* Stated exercise
Leave out the images; return the rest of the data exactly.

* Dataset
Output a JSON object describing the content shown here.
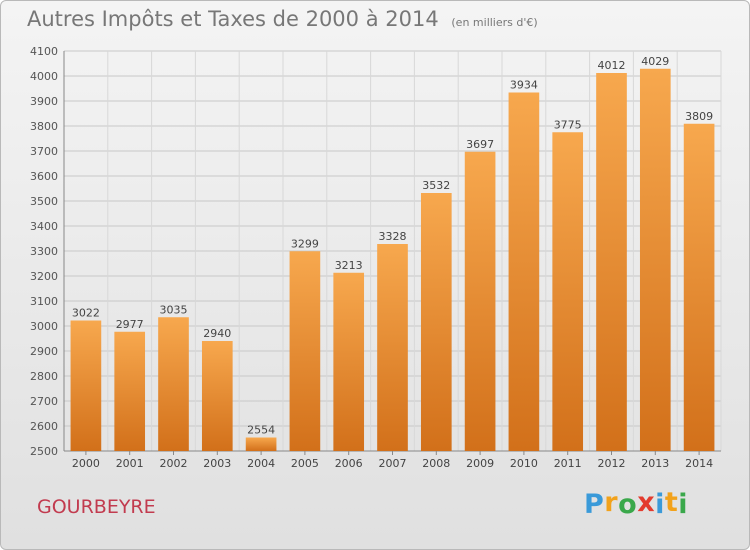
{
  "title": "Autres Impôts et Taxes de 2000 à 2014",
  "unit": "(en milliers d'€)",
  "commune": "GOURBEYRE",
  "logo": {
    "letters": [
      {
        "ch": "P",
        "color": "#3a9ad9"
      },
      {
        "ch": "r",
        "color": "#f2a21b"
      },
      {
        "ch": "o",
        "color": "#3aa84b"
      },
      {
        "ch": "x",
        "color": "#e33b2e"
      },
      {
        "ch": "i",
        "color": "#3a9ad9"
      },
      {
        "ch": "t",
        "color": "#f2a21b"
      },
      {
        "ch": "i",
        "color": "#3aa84b"
      }
    ]
  },
  "chart_data": {
    "type": "bar",
    "categories": [
      "2000",
      "2001",
      "2002",
      "2003",
      "2004",
      "2005",
      "2006",
      "2007",
      "2008",
      "2009",
      "2010",
      "2011",
      "2012",
      "2013",
      "2014"
    ],
    "values": [
      3022,
      2977,
      3035,
      2940,
      2554,
      3299,
      3213,
      3328,
      3532,
      3697,
      3934,
      3775,
      4012,
      4029,
      3809
    ],
    "ylim": [
      2500,
      4100
    ],
    "yticks": [
      2500,
      2600,
      2700,
      2800,
      2900,
      3000,
      3100,
      3200,
      3300,
      3400,
      3500,
      3600,
      3700,
      3800,
      3900,
      4000,
      4100
    ],
    "grid": true,
    "bar_color_light": "#f7a84e",
    "bar_color_dark": "#d2701a",
    "xlabel": "",
    "ylabel": ""
  }
}
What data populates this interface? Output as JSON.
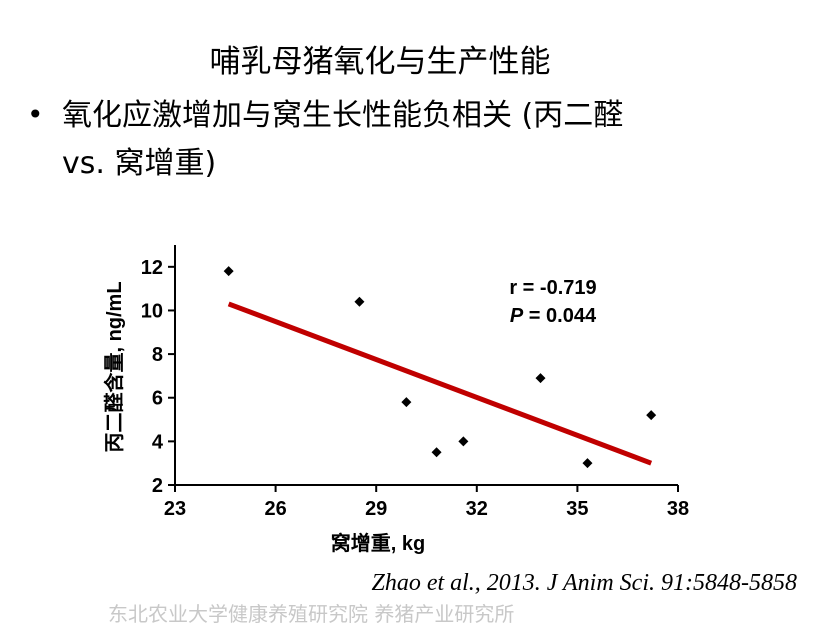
{
  "slide": {
    "title": "哺乳母猪氧化与生产性能",
    "bullet_symbol": "•",
    "bullet_line1": "氧化应激增加与窝生长性能负相关 (丙二醛",
    "bullet_line2": "vs. 窝增重)",
    "citation": "Zhao et al., 2013. J Anim Sci. 91:5848-5858",
    "footer": "东北农业大学健康养殖研究院 养猪产业研究所"
  },
  "chart_data": {
    "type": "scatter",
    "xlabel": "窝增重, kg",
    "ylabel": "丙二醛含量, ng/mL",
    "xlim": [
      23,
      38
    ],
    "ylim": [
      2,
      13
    ],
    "xticks": [
      23,
      26,
      29,
      32,
      35,
      38
    ],
    "yticks": [
      2,
      4,
      6,
      8,
      10,
      12
    ],
    "points": [
      {
        "x": 24.6,
        "y": 11.8
      },
      {
        "x": 28.5,
        "y": 10.4
      },
      {
        "x": 29.9,
        "y": 5.8
      },
      {
        "x": 30.8,
        "y": 3.5
      },
      {
        "x": 31.6,
        "y": 4.0
      },
      {
        "x": 33.9,
        "y": 6.9
      },
      {
        "x": 35.3,
        "y": 3.0
      },
      {
        "x": 37.2,
        "y": 5.2
      }
    ],
    "trendline": {
      "x": [
        24.6,
        37.2
      ],
      "y": [
        10.3,
        3.0
      ],
      "color": "#c00000"
    },
    "annotation_r": "r = -0.719",
    "annotation_p_label": "P",
    "annotation_p_value": " = 0.044",
    "grid": false
  }
}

* Written response
Output a JSON object describing the content shown here.
{
  "title": "Autres Impôts et Taxes de 2000 à 2014",
  "unit": "(en milliers d'€)",
  "commune": "GOURBEYRE",
  "logo": {
    "letters": [
      {
        "ch": "P",
        "color": "#3a9ad9"
      },
      {
        "ch": "r",
        "color": "#f2a21b"
      },
      {
        "ch": "o",
        "color": "#3aa84b"
      },
      {
        "ch": "x",
        "color": "#e33b2e"
      },
      {
        "ch": "i",
        "color": "#3a9ad9"
      },
      {
        "ch": "t",
        "color": "#f2a21b"
      },
      {
        "ch": "i",
        "color": "#3aa84b"
      }
    ]
  },
  "chart_data": {
    "type": "bar",
    "categories": [
      "2000",
      "2001",
      "2002",
      "2003",
      "2004",
      "2005",
      "2006",
      "2007",
      "2008",
      "2009",
      "2010",
      "2011",
      "2012",
      "2013",
      "2014"
    ],
    "values": [
      3022,
      2977,
      3035,
      2940,
      2554,
      3299,
      3213,
      3328,
      3532,
      3697,
      3934,
      3775,
      4012,
      4029,
      3809
    ],
    "ylim": [
      2500,
      4100
    ],
    "yticks": [
      2500,
      2600,
      2700,
      2800,
      2900,
      3000,
      3100,
      3200,
      3300,
      3400,
      3500,
      3600,
      3700,
      3800,
      3900,
      4000,
      4100
    ],
    "grid": true,
    "bar_color_light": "#f7a84e",
    "bar_color_dark": "#d2701a",
    "xlabel": "",
    "ylabel": ""
  }
}
What data populates this interface? Output as JSON.
{
  "slide": {
    "title": "哺乳母猪氧化与生产性能",
    "bullet_symbol": "•",
    "bullet_line1": "氧化应激增加与窝生长性能负相关 (丙二醛",
    "bullet_line2": "vs. 窝增重)",
    "citation": "Zhao et al., 2013. J Anim Sci. 91:5848-5858",
    "footer": "东北农业大学健康养殖研究院 养猪产业研究所"
  },
  "chart_data": {
    "type": "scatter",
    "xlabel": "窝增重, kg",
    "ylabel": "丙二醛含量, ng/mL",
    "xlim": [
      23,
      38
    ],
    "ylim": [
      2,
      13
    ],
    "xticks": [
      23,
      26,
      29,
      32,
      35,
      38
    ],
    "yticks": [
      2,
      4,
      6,
      8,
      10,
      12
    ],
    "points": [
      {
        "x": 24.6,
        "y": 11.8
      },
      {
        "x": 28.5,
        "y": 10.4
      },
      {
        "x": 29.9,
        "y": 5.8
      },
      {
        "x": 30.8,
        "y": 3.5
      },
      {
        "x": 31.6,
        "y": 4.0
      },
      {
        "x": 33.9,
        "y": 6.9
      },
      {
        "x": 35.3,
        "y": 3.0
      },
      {
        "x": 37.2,
        "y": 5.2
      }
    ],
    "trendline": {
      "x": [
        24.6,
        37.2
      ],
      "y": [
        10.3,
        3.0
      ],
      "color": "#c00000"
    },
    "annotation_r": "r = -0.719",
    "annotation_p_label": "P",
    "annotation_p_value": " = 0.044",
    "grid": false
  }
}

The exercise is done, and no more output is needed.